- _Written instruction 1_: The patent examination excerpt advises the applicant of an obligation under 37 CFR 1.56. What does this obligation require the applicant to point out, and what reason does the excerpt give for it?
- _Written instruction 2_: Render the part of the listing that runs from its first line through the line containing "491, 334, 512]" as a Markdown table with the columns Row and Line, omitting any blank lines.

- _Page excerpt_:
+ + + +

2. Ascertaining the differences between the prior art and the claims at issue.
3. Resolving the level of ordinary skill in the pertinent art.
4. Considering objective evidence present in the application indicating obviousness or nonobviousness.
7. This application currently names joint inventors. In considering patentability of the claims the examiner presumes that the subject matter of the various claims was commonly owned as of the effective filing date of the claimed invention(s) absent any evidence to the contrary. Applicant is advised of the obligation under 37 CFR 1.56 to point out the inventor and effective filing dates of each claim that was not commonly owned as of the effective filing date of the later invention in order for the examiner to consider the applicability of 35 U.S.C. 102(b)(2)(C) for any potential 35 U.S.C. 102(a)(2) prior art against the later invention.
8. Claims 1, 6, 7, 9, 11, 16 and 19 are rejected under 35 U.S.C. 103 as being unpatentable over Guchhait et al. (U.S. Publication 2023/0031963) (Guchhait hereinafter) and Waldspurger et al. (U.S. Patent 7,945,908) (Waldspurger hereinafter) in view of Yablokov (U.S. Patent 8,631,492) (Yablokov hereinafter) and Ji et al. (U.S. Patent 8,667,500) (Ji hereinafter).
9. As per claim 1, Guchhait teaches a method, comprising:
predicting for a future time period, by one or more processors using a model trained with historical timer interrupt data, a count of a number of delays in occurrences of a timer interrupt scheduled for a virtual processor of a virtual machine executing an application [“As illustrated in FIG. 6, in accordance with an embodiment, during each run, the system enables an analysis of various available counters and choice of an appropriate set of counters to monitor. By collecting data from such counters and monitoring performance degradation, a predictive model is built using machine learning techniques … The score provides a measure or otherwise determines, for example a percentage drop in performance, each of the virtual machines placed on the hypervisor socket will potentially experience,” ¶ 0078;; percentage drop in performance mapped to count of the number of delays; “the system generates a score value that provides a predicted measure of performance drop which affected virtual machines may experience at a particular point in time, due to activity of neighboring virtual machines on one or more sockets of the hypervisor,” ¶ 0116].

+ + + +

- _Data entries_:

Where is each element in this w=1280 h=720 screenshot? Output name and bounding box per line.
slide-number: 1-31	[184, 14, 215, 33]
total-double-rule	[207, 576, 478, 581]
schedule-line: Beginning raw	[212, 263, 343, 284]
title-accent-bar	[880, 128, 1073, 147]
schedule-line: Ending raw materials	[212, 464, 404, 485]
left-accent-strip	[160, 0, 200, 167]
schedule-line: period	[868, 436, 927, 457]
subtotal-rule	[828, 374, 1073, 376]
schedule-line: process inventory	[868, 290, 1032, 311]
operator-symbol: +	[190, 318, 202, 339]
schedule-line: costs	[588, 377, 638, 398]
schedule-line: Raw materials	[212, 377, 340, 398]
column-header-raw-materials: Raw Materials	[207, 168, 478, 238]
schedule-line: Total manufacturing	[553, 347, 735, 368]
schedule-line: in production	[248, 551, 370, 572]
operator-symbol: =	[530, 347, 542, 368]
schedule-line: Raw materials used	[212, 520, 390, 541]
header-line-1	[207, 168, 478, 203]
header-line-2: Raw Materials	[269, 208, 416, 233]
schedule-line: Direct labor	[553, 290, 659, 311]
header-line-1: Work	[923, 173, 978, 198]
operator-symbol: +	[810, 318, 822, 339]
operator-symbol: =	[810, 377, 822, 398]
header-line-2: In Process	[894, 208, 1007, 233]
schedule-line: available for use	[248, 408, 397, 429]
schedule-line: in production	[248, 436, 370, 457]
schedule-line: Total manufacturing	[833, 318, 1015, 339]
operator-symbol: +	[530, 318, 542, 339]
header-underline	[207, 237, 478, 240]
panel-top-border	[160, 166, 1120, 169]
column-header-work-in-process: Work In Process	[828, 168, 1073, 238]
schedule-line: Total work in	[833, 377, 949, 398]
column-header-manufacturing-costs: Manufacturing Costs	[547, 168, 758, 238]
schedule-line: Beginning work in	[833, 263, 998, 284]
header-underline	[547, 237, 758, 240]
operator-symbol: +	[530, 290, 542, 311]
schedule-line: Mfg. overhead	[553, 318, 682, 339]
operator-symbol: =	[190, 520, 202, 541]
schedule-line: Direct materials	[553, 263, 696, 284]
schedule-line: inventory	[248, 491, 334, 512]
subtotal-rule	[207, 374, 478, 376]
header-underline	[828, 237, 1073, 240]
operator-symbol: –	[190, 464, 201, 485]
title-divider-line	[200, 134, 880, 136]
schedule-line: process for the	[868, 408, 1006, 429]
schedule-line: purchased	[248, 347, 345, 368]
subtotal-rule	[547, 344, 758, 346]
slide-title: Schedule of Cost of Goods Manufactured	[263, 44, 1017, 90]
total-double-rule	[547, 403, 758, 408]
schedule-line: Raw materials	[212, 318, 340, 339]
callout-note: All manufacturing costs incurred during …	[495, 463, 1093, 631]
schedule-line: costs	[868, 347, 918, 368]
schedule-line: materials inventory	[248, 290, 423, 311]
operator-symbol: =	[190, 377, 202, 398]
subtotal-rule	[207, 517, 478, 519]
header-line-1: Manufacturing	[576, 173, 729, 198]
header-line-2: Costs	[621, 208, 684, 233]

+ + + +

- _Output 1_: The applicant must point out the inventor and effective filing dates of each claim that was not commonly owned as of the effective filing date of the later invention. The stated reason is to allow the examiner to consider whether 35 U.S.C. 102(b)(2)(C) applies to any potential 35 U.S.C. 102(a)(2) prior art against the later invention.

- _Output 2_:
| Row | Line |
|---|---|
| 1 | Where is each element in this w=1280 h=720 screenshot? Output name and bounding box per line. |
| 2 | slide-number: 1-31	[184, 14, 215, 33] |
| 3 | total-double-rule	[207, 576, 478, 581] |
| 4 | schedule-line: Beginning raw	[212, 263, 343, 284] |
| 5 | title-accent-bar	[880, 128, 1073, 147] |
| 6 | schedule-line: Ending raw materials	[212, 464, 404, 485] |
| 7 | left-accent-strip	[160, 0, 200, 167] |
| 8 | schedule-line: period	[868, 436, 927, 457] |
| 9 | subtotal-rule	[828, 374, 1073, 376] |
| 10 | schedule-line: process inventory	[868, 290, 1032, 311] |
| 11 | operator-symbol: +	[190, 318, 202, 339] |
| 12 | schedule-line: costs	[588, 377, 638, 398] |
| 13 | schedule-line: Raw materials	[212, 377, 340, 398] |
| 14 | column-header-raw-materials: Raw Materials	[207, 168, 478, 238] |
| 15 | schedule-line: Total manufacturing	[553, 347, 735, 368] |
| 16 | schedule-line: in production	[248, 551, 370, 572] |
| 17 | operator-symbol: =	[530, 347, 542, 368] |
| 18 | schedule-line: Raw materials used	[212, 520, 390, 541] |
| 19 | header-line-1	[207, 168, 478, 203] |
| 20 | header-line-2: Raw Materials	[269, 208, 416, 233] |
| 21 | schedule-line: Direct labor	[553, 290, 659, 311] |
| 22 | header-line-1: Work	[923, 173, 978, 198] |
| 23 | operator-symbol: +	[810, 318, 822, 339] |
| 24 | operator-symbol: =	[810, 377, 822, 398] |
| 25 | header-line-2: In Process	[894, 208, 1007, 233] |
| 26 | schedule-line: available for use	[248, 408, 397, 429] |
| 27 | schedule-line: in production	[248, 436, 370, 457] |
| 28 | schedule-line: Total manufacturing	[833, 318, 1015, 339] |
| 29 | operator-symbol: +	[530, 318, 542, 339] |
| 30 | header-underline	[207, 237, 478, 240] |
| 31 | panel-top-border	[160, 166, 1120, 169] |
| 32 | column-header-work-in-process: Work In Process	[828, 168, 1073, 238] |
| 33 | schedule-line: Total work in	[833, 377, 949, 398] |
| 34 | column-header-manufacturing-costs: Manufacturing Costs	[547, 168, 758, 238] |
| 35 | schedule-line: Beginning work in	[833, 263, 998, 284] |
| 36 | header-underline	[547, 237, 758, 240] |
| 37 | operator-symbol: +	[530, 290, 542, 311] |
| 38 | schedule-line: Mfg. overhead	[553, 318, 682, 339] |
| 39 | operator-symbol: =	[190, 520, 202, 541] |
| 40 | schedule-line: Direct materials	[553, 263, 696, 284] |
| 41 | schedule-line: inventory	[248, 491, 334, 512] |